_WHAT TO WORK ON:_ All of the material below is to be repeated exactly.

══ RECORDS

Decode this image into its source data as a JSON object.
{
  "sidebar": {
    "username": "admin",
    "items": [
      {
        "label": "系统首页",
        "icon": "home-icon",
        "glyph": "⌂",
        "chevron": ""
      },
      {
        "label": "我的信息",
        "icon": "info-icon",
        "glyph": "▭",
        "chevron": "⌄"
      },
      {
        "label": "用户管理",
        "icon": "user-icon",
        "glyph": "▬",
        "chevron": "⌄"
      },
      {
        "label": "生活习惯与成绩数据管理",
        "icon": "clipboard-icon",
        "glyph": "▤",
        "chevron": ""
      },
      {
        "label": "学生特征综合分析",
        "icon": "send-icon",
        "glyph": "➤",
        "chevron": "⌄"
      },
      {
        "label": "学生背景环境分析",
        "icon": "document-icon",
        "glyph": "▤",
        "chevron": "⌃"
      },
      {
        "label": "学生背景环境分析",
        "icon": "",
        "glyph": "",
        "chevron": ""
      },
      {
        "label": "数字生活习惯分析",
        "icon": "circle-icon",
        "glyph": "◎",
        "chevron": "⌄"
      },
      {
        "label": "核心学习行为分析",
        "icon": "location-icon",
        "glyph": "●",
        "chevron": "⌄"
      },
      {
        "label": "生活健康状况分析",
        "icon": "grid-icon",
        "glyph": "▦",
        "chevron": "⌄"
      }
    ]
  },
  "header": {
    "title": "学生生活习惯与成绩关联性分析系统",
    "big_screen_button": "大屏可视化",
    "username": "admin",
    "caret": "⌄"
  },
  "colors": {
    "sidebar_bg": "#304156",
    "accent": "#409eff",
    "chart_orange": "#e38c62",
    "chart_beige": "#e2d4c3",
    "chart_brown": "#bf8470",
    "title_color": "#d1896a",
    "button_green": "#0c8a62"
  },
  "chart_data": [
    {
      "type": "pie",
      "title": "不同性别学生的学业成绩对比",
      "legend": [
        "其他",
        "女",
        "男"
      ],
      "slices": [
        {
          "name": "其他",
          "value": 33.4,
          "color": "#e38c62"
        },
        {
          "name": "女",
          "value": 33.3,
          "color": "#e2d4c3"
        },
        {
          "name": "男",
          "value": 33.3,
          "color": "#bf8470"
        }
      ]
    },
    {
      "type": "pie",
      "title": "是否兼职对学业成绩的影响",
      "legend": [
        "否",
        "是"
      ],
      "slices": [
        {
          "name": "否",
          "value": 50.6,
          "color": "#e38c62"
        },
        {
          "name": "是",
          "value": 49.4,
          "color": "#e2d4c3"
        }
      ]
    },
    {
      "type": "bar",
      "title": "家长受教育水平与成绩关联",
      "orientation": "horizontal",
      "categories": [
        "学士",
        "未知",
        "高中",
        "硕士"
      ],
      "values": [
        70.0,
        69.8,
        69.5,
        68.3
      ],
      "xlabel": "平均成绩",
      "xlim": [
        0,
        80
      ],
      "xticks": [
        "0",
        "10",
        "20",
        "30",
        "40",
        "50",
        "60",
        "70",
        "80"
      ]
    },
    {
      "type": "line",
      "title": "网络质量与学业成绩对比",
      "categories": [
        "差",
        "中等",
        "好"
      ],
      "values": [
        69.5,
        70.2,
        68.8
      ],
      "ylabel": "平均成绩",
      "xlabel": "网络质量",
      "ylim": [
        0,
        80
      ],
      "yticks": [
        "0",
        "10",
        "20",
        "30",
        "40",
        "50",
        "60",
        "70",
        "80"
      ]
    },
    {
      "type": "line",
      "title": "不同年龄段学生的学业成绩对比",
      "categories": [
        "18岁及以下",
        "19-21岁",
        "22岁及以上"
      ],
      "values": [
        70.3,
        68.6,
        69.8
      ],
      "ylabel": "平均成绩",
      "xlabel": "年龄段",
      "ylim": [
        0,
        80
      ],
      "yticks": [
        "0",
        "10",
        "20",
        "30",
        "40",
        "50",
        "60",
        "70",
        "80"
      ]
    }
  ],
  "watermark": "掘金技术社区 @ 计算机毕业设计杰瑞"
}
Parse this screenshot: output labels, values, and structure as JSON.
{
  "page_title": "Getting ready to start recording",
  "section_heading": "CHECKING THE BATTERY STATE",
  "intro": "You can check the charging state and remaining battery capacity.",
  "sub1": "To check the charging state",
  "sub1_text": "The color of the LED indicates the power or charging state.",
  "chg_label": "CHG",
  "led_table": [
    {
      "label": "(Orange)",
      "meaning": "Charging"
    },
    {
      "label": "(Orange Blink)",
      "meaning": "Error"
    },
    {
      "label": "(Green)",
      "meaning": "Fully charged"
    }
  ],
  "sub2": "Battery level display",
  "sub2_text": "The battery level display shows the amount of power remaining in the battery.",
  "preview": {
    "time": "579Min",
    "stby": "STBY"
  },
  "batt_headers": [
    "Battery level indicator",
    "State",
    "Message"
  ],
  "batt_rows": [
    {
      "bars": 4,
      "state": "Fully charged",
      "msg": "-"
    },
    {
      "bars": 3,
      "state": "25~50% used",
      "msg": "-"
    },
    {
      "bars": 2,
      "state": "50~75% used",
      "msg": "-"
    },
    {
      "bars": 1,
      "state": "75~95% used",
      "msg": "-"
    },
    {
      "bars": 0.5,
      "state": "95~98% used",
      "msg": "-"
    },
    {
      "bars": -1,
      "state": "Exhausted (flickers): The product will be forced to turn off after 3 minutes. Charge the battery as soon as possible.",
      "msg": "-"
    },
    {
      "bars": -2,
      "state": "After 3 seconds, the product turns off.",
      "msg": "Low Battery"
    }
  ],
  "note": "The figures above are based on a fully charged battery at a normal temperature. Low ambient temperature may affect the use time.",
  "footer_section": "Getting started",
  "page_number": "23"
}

════

_WRITTEN SOLUTION:_
Decode this image into its source data as a JSON object.
{
  "sidebar": {
    "username": "admin",
    "items": [
      {
        "label": "系统首页",
        "icon": "home-icon",
        "glyph": "⌂",
        "chevron": ""
      },
      {
        "label": "我的信息",
        "icon": "info-icon",
        "glyph": "▭",
        "chevron": "⌄"
      },
      {
        "label": "用户管理",
        "icon": "user-icon",
        "glyph": "▬",
        "chevron": "⌄"
      },
      {
        "label": "生活习惯与成绩数据管理",
        "icon": "clipboard-icon",
        "glyph": "▤",
        "chevron": ""
      },
      {
        "label": "学生特征综合分析",
        "icon": "send-icon",
        "glyph": "➤",
        "chevron": "⌄"
      },
      {
        "label": "学生背景环境分析",
        "icon": "document-icon",
        "glyph": "▤",
        "chevron": "⌃"
      },
      {
        "label": "学生背景环境分析",
        "icon": "",
        "glyph": "",
        "chevron": ""
      },
      {
        "label": "数字生活习惯分析",
        "icon": "circle-icon",
        "glyph": "◎",
        "chevron": "⌄"
      },
      {
        "label": "核心学习行为分析",
        "icon": "location-icon",
        "glyph": "●",
        "chevron": "⌄"
      },
      {
        "label": "生活健康状况分析",
        "icon": "grid-icon",
        "glyph": "▦",
        "chevron": "⌄"
      }
    ]
  },
  "header": {
    "title": "学生生活习惯与成绩关联性分析系统",
    "big_screen_button": "大屏可视化",
    "username": "admin",
    "caret": "⌄"
  },
  "colors": {
    "sidebar_bg": "#304156",
    "accent": "#409eff",
    "chart_orange": "#e38c62",
    "chart_beige": "#e2d4c3",
    "chart_brown": "#bf8470",
    "title_color": "#d1896a",
    "button_green": "#0c8a62"
  },
  "chart_data": [
    {
      "type": "pie",
      "title": "不同性别学生的学业成绩对比",
      "legend": [
        "其他",
        "女",
        "男"
      ],
      "slices": [
        {
          "name": "其他",
          "value": 33.4,
          "color": "#e38c62"
        },
        {
          "name": "女",
          "value": 33.3,
          "color": "#e2d4c3"
        },
        {
          "name": "男",
          "value": 33.3,
          "color": "#bf8470"
        }
      ]
    },
    {
      "type": "pie",
      "title": "是否兼职对学业成绩的影响",
      "legend": [
        "否",
        "是"
      ],
      "slices": [
        {
          "name": "否",
          "value": 50.6,
          "color": "#e38c62"
        },
        {
          "name": "是",
          "value": 49.4,
          "color": "#e2d4c3"
        }
      ]
    },
    {
      "type": "bar",
      "title": "家长受教育水平与成绩关联",
      "orientation": "horizontal",
      "categories": [
        "学士",
        "未知",
        "高中",
        "硕士"
      ],
      "values": [
        70.0,
        69.8,
        69.5,
        68.3
      ],
      "xlabel": "平均成绩",
      "xlim": [
        0,
        80
      ],
      "xticks": [
        "0",
        "10",
        "20",
        "30",
        "40",
        "50",
        "60",
        "70",
        "80"
      ]
    },
    {
      "type": "line",
      "title": "网络质量与学业成绩对比",
      "categories": [
        "差",
        "中等",
        "好"
      ],
      "values": [
        69.5,
        70.2,
        68.8
      ],
      "ylabel": "平均成绩",
      "xlabel": "网络质量",
      "ylim": [
        0,
        80
      ],
      "yticks": [
        "0",
        "10",
        "20",
        "30",
        "40",
        "50",
        "60",
        "70",
        "80"
      ]
    },
    {
      "type": "line",
      "title": "不同年龄段学生的学业成绩对比",
      "categories": [
        "18岁及以下",
        "19-21岁",
        "22岁及以上"
      ],
      "values": [
        70.3,
        68.6,
        69.8
      ],
      "ylabel": "平均成绩",
      "xlabel": "年龄段",
      "ylim": [
        0,
        80
      ],
      "yticks": [
        "0",
        "10",
        "20",
        "30",
        "40",
        "50",
        "60",
        "70",
        "80"
      ]
    }
  ],
  "watermark": "掘金技术社区 @ 计算机毕业设计杰瑞"
}
Parse this screenshot: output labels, values, and structure as JSON.
{
  "page_title": "Getting ready to start recording",
  "section_heading": "CHECKING THE BATTERY STATE",
  "intro": "You can check the charging state and remaining battery capacity.",
  "sub1": "To check the charging state",
  "sub1_text": "The color of the LED indicates the power or charging state.",
  "chg_label": "CHG",
  "led_table": [
    {
      "label": "(Orange)",
      "meaning": "Charging"
    },
    {
      "label": "(Orange Blink)",
      "meaning": "Error"
    },
    {
      "label": "(Green)",
      "meaning": "Fully charged"
    }
  ],
  "sub2": "Battery level display",
  "sub2_text": "The battery level display shows the amount of power remaining in the battery.",
  "preview": {
    "time": "579Min",
    "stby": "STBY"
  },
  "batt_headers": [
    "Battery level indicator",
    "State",
    "Message"
  ],
  "batt_rows": [
    {
      "bars": 4,
      "state": "Fully charged",
      "msg": "-"
    },
    {
      "bars": 3,
      "state": "25~50% used",
      "msg": "-"
    },
    {
      "bars": 2,
      "state": "50~75% used",
      "msg": "-"
    },
    {
      "bars": 1,
      "state": "75~95% used",
      "msg": "-"
    },
    {
      "bars": 0.5,
      "state": "95~98% used",
      "msg": "-"
    },
    {
      "bars": -1,
      "state": "Exhausted (flickers): The product will be forced to turn off after 3 minutes. Charge the battery as soon as possible.",
      "msg": "-"
    },
    {
      "bars": -2,
      "state": "After 3 seconds, the product turns off.",
      "msg": "Low Battery"
    }
  ],
  "note": "The figures above are based on a fully charged battery at a normal temperature. Low ambient temperature may affect the use time.",
  "footer_section": "Getting started",
  "page_number": "23"
}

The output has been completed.